# [THE TASK]
Go through the records underneath and write each one out again exactly.

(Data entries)

# # #

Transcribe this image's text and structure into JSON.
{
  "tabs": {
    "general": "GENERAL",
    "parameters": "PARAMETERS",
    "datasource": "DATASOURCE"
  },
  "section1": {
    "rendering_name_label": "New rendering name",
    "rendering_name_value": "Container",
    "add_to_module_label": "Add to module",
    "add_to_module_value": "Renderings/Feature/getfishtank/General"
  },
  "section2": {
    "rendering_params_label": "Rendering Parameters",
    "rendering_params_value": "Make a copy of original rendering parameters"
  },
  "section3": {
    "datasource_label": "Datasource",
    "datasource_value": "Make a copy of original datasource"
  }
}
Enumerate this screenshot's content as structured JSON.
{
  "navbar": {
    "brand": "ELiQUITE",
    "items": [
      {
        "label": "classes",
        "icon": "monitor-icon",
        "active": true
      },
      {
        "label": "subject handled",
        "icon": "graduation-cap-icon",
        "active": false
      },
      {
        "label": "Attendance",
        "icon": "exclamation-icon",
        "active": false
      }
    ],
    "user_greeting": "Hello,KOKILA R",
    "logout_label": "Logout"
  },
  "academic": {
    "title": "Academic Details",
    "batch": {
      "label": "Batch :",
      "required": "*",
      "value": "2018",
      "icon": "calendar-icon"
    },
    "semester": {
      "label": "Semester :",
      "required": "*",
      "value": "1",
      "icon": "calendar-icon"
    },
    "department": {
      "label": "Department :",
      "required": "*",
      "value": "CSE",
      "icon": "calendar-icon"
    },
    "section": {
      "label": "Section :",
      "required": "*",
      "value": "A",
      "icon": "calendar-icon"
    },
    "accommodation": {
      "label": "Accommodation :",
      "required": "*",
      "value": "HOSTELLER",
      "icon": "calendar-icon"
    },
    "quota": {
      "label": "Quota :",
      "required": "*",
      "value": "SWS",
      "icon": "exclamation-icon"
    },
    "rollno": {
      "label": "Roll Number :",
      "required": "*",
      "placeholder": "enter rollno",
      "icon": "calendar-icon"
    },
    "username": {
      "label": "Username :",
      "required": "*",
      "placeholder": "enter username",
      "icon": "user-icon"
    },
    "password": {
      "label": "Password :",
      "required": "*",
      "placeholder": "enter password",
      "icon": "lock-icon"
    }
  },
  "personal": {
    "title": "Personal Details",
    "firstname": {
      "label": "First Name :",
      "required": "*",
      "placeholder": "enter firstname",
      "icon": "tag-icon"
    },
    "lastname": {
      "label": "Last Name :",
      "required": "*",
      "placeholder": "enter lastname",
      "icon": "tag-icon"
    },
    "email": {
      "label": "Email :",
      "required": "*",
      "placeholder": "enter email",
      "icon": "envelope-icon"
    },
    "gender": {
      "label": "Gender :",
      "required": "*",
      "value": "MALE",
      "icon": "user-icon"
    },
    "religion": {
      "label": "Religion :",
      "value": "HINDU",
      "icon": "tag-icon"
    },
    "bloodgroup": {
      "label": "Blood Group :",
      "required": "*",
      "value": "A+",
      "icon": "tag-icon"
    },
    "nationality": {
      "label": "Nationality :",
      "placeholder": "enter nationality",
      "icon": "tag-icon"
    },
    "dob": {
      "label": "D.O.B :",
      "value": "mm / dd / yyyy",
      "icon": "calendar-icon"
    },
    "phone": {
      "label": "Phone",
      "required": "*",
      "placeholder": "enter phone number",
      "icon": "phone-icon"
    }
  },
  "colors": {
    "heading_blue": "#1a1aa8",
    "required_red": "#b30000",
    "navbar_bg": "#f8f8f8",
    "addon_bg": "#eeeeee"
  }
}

# # #

# [SOLUTION FOR THIS EXERCISE]
Transcribe this image's text and structure into JSON.
{
  "tabs": {
    "general": "GENERAL",
    "parameters": "PARAMETERS",
    "datasource": "DATASOURCE"
  },
  "section1": {
    "rendering_name_label": "New rendering name",
    "rendering_name_value": "Container",
    "add_to_module_label": "Add to module",
    "add_to_module_value": "Renderings/Feature/getfishtank/General"
  },
  "section2": {
    "rendering_params_label": "Rendering Parameters",
    "rendering_params_value": "Make a copy of original rendering parameters"
  },
  "section3": {
    "datasource_label": "Datasource",
    "datasource_value": "Make a copy of original datasource"
  }
}
Enumerate this screenshot's content as structured JSON.
{
  "navbar": {
    "brand": "ELiQUITE",
    "items": [
      {
        "label": "classes",
        "icon": "monitor-icon",
        "active": true
      },
      {
        "label": "subject handled",
        "icon": "graduation-cap-icon",
        "active": false
      },
      {
        "label": "Attendance",
        "icon": "exclamation-icon",
        "active": false
      }
    ],
    "user_greeting": "Hello,KOKILA R",
    "logout_label": "Logout"
  },
  "academic": {
    "title": "Academic Details",
    "batch": {
      "label": "Batch :",
      "required": "*",
      "value": "2018",
      "icon": "calendar-icon"
    },
    "semester": {
      "label": "Semester :",
      "required": "*",
      "value": "1",
      "icon": "calendar-icon"
    },
    "department": {
      "label": "Department :",
      "required": "*",
      "value": "CSE",
      "icon": "calendar-icon"
    },
    "section": {
      "label": "Section :",
      "required": "*",
      "value": "A",
      "icon": "calendar-icon"
    },
    "accommodation": {
      "label": "Accommodation :",
      "required": "*",
      "value": "HOSTELLER",
      "icon": "calendar-icon"
    },
    "quota": {
      "label": "Quota :",
      "required": "*",
      "value": "SWS",
      "icon": "exclamation-icon"
    },
    "rollno": {
      "label": "Roll Number :",
      "required": "*",
      "placeholder": "enter rollno",
      "icon": "calendar-icon"
    },
    "username": {
      "label": "Username :",
      "required": "*",
      "placeholder": "enter username",
      "icon": "user-icon"
    },
    "password": {
      "label": "Password :",
      "required": "*",
      "placeholder": "enter password",
      "icon": "lock-icon"
    }
  },
  "personal": {
    "title": "Personal Details",
    "firstname": {
      "label": "First Name :",
      "required": "*",
      "placeholder": "enter firstname",
      "icon": "tag-icon"
    },
    "lastname": {
      "label": "Last Name :",
      "required": "*",
      "placeholder": "enter lastname",
      "icon": "tag-icon"
    },
    "email": {
      "label": "Email :",
      "required": "*",
      "placeholder": "enter email",
      "icon": "envelope-icon"
    },
    "gender": {
      "label": "Gender :",
      "required": "*",
      "value": "MALE",
      "icon": "user-icon"
    },
    "religion": {
      "label": "Religion :",
      "value": "HINDU",
      "icon": "tag-icon"
    },
    "bloodgroup": {
      "label": "Blood Group :",
      "required": "*",
      "value": "A+",
      "icon": "tag-icon"
    },
    "nationality": {
      "label": "Nationality :",
      "placeholder": "enter nationality",
      "icon": "tag-icon"
    },
    "dob": {
      "label": "D.O.B :",
      "value": "mm / dd / yyyy",
      "icon": "calendar-icon"
    },
    "phone": {
      "label": "Phone",
      "required": "*",
      "placeholder": "enter phone number",
      "icon": "phone-icon"
    }
  },
  "colors": {
    "heading_blue": "#1a1aa8",
    "required_red": "#b30000",
    "navbar_bg": "#f8f8f8",
    "addon_bg": "#eeeeee"
  }
}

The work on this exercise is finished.